**CHALLENGE:** Quote the records word for word from their first line through the line containing "library-item[interactable]: Switch –", with both of those lines included.

[Stored data entries]
··········

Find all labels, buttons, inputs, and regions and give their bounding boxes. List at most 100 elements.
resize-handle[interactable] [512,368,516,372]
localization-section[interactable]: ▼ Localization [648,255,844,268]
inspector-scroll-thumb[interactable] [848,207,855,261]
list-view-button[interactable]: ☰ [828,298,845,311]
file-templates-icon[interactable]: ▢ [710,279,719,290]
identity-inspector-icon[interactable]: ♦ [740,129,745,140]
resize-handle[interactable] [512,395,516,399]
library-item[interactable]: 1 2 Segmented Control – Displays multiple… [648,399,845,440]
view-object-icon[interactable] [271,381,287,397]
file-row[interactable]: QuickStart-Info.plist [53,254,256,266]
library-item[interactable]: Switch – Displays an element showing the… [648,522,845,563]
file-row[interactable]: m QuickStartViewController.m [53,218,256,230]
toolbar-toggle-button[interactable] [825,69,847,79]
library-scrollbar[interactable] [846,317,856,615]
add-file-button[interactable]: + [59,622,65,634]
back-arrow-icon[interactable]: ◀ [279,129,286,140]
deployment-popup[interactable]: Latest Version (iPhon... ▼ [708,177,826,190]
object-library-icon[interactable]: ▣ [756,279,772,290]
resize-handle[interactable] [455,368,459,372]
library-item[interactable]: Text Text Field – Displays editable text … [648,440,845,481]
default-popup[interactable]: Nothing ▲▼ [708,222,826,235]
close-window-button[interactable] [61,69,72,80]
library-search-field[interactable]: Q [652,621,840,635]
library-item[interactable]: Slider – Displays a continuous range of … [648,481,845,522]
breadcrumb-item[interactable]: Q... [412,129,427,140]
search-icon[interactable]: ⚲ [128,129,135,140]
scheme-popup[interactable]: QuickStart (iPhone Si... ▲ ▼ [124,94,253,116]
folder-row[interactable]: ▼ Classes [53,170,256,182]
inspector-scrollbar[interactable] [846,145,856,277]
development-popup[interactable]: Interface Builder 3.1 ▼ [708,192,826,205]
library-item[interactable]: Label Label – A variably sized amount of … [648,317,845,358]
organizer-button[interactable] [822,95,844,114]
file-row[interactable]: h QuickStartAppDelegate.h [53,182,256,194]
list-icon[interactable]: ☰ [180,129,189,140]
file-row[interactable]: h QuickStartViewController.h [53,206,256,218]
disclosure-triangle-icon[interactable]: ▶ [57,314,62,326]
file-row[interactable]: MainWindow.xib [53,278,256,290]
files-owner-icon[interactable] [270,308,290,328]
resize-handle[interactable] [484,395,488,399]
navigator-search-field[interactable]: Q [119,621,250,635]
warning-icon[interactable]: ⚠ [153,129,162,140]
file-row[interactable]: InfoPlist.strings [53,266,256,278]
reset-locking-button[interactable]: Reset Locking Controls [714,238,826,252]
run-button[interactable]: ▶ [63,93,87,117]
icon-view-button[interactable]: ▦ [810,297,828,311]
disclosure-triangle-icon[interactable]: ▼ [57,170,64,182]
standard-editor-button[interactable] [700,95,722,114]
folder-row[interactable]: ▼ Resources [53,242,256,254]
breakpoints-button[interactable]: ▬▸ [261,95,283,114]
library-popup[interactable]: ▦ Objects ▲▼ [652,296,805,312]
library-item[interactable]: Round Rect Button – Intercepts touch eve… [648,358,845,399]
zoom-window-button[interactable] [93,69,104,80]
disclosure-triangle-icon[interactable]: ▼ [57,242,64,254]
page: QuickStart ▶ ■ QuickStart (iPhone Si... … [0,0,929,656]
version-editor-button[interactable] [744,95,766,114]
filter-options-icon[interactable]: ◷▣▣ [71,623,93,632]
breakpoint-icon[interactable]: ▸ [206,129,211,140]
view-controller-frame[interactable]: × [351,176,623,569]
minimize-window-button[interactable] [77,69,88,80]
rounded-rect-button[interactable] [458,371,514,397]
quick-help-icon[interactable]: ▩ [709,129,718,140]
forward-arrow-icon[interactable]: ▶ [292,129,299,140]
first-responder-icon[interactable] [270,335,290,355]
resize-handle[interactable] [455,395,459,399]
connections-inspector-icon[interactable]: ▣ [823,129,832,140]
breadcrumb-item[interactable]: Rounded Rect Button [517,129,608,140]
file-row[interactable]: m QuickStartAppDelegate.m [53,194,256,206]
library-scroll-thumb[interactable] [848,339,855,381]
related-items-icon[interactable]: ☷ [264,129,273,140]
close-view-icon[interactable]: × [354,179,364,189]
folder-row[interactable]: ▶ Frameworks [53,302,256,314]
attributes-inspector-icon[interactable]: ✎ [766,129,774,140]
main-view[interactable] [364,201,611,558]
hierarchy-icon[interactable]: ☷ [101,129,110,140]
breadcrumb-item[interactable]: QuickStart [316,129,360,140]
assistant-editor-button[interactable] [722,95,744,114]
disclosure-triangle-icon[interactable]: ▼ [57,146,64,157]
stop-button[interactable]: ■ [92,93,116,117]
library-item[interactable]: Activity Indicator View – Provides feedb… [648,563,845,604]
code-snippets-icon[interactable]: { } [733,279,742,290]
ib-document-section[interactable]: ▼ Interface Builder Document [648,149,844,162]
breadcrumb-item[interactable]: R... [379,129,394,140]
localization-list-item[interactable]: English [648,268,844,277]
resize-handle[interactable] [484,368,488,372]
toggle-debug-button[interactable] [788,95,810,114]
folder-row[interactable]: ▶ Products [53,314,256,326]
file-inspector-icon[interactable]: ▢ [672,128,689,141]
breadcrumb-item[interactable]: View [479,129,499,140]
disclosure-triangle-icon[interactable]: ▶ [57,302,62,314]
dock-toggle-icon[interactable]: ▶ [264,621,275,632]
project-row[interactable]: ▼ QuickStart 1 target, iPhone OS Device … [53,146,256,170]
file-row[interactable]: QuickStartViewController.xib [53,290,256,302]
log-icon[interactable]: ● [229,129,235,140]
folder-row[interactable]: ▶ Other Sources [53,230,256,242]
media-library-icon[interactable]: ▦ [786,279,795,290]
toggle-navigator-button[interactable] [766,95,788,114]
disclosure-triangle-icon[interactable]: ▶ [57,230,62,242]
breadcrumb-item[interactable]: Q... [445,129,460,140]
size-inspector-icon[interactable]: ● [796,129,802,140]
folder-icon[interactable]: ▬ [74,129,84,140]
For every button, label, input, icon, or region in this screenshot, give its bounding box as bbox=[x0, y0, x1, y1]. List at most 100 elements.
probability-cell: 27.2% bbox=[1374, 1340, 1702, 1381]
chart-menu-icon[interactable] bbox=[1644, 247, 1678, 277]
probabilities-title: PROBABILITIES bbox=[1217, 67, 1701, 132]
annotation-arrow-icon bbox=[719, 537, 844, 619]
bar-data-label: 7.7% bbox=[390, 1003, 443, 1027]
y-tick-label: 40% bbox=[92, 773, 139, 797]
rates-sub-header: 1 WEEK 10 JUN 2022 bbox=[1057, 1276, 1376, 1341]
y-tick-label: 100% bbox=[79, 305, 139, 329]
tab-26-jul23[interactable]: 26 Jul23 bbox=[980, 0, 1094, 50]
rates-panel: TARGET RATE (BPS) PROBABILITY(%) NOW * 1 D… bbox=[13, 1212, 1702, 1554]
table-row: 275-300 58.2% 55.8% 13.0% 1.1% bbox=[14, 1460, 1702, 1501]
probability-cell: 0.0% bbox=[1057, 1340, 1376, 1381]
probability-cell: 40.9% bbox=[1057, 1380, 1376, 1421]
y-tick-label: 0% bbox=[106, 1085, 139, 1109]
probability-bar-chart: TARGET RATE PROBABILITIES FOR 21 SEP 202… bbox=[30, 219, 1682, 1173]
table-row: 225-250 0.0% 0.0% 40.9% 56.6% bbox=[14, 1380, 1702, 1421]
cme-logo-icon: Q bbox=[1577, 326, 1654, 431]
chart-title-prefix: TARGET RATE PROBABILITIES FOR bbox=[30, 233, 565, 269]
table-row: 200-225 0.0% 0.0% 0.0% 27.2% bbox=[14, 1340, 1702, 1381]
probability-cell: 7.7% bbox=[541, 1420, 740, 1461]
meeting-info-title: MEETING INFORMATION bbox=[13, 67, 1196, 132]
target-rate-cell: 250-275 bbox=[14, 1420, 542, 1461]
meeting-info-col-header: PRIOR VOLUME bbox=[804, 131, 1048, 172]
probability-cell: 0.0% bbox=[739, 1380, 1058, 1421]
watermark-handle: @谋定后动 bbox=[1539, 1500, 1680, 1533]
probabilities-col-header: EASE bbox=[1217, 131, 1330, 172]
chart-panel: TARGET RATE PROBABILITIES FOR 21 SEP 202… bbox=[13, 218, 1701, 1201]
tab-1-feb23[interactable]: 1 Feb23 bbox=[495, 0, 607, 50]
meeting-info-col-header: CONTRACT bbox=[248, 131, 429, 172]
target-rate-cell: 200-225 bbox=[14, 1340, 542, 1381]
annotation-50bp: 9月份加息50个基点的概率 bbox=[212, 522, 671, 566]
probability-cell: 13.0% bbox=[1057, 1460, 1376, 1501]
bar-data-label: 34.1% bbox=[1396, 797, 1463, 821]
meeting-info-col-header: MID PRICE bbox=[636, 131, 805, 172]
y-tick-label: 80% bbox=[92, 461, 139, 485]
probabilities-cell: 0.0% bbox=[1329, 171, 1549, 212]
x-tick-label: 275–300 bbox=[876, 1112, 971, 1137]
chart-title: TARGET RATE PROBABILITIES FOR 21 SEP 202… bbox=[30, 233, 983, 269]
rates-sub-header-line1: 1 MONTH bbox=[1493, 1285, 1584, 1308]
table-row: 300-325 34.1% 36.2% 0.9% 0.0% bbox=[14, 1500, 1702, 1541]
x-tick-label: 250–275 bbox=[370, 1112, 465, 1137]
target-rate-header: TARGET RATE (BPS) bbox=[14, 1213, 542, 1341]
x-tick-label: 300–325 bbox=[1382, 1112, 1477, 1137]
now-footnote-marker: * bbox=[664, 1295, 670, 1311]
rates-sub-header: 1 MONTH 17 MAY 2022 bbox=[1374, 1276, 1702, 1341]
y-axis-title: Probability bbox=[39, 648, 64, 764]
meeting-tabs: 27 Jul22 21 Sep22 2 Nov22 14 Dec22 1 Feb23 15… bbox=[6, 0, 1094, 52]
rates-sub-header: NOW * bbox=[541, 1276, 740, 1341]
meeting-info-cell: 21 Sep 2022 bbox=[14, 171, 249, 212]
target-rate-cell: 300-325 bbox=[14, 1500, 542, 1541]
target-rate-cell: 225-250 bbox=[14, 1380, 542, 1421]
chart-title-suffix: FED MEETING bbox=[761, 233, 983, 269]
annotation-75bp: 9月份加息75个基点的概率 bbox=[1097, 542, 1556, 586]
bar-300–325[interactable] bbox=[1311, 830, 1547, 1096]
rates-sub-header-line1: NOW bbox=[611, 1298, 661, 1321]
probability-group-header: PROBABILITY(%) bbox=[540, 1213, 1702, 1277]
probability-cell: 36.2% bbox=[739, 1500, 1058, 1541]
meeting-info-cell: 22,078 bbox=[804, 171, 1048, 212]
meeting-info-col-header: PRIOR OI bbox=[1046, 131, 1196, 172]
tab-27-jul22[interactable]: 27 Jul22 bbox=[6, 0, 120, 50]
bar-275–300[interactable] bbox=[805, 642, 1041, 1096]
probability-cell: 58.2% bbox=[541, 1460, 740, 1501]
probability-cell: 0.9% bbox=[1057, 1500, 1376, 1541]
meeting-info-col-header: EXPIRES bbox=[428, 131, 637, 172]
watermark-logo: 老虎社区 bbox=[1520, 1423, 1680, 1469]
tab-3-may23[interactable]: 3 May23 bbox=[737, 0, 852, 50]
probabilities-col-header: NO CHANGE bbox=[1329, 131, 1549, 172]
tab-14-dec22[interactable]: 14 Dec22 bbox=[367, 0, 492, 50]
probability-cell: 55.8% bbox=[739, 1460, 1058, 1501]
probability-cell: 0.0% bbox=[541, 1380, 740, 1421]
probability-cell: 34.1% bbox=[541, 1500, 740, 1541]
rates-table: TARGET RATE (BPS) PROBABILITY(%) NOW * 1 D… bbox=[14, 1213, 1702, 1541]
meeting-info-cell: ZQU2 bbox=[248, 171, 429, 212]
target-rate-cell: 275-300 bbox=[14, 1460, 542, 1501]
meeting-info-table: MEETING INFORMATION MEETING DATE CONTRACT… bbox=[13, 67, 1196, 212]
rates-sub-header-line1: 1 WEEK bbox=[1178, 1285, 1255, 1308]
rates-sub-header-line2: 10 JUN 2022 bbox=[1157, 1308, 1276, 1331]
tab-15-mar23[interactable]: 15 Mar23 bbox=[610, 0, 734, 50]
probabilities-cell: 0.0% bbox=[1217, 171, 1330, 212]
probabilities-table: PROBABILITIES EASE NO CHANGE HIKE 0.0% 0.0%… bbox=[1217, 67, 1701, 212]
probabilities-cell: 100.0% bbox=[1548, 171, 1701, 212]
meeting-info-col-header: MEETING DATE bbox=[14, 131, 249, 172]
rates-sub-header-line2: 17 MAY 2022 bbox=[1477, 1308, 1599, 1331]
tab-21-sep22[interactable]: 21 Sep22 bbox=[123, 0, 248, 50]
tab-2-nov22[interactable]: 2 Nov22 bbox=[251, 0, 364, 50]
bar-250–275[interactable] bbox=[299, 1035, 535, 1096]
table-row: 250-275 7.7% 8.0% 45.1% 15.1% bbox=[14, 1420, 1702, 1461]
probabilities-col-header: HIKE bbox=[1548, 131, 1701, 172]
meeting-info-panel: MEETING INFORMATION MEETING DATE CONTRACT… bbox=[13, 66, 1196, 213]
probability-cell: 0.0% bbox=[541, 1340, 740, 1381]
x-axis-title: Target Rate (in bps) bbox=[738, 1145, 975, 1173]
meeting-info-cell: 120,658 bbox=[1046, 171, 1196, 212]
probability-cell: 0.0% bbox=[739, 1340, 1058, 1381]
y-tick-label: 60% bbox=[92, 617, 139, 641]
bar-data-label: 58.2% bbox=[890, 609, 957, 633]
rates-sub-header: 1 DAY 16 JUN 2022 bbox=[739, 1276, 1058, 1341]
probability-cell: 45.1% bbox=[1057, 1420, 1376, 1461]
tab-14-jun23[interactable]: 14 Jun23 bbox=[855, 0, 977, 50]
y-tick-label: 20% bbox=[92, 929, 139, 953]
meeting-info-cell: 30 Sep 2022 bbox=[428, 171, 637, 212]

··········

**EXERCISE ANSWER:**
Find all labels, buttons, inputs, and regions and give their bounding boxes. List at most 100 elements.
resize-handle[interactable] [512,368,516,372]
localization-section[interactable]: ▼ Localization [648,255,844,268]
inspector-scroll-thumb[interactable] [848,207,855,261]
list-view-button[interactable]: ☰ [828,298,845,311]
file-templates-icon[interactable]: ▢ [710,279,719,290]
identity-inspector-icon[interactable]: ♦ [740,129,745,140]
resize-handle[interactable] [512,395,516,399]
library-item[interactable]: 1 2 Segmented Control – Displays multiple… [648,399,845,440]
view-object-icon[interactable] [271,381,287,397]
file-row[interactable]: QuickStart-Info.plist [53,254,256,266]
library-item[interactable]: Switch – Displays an element showing the… [648,522,845,563]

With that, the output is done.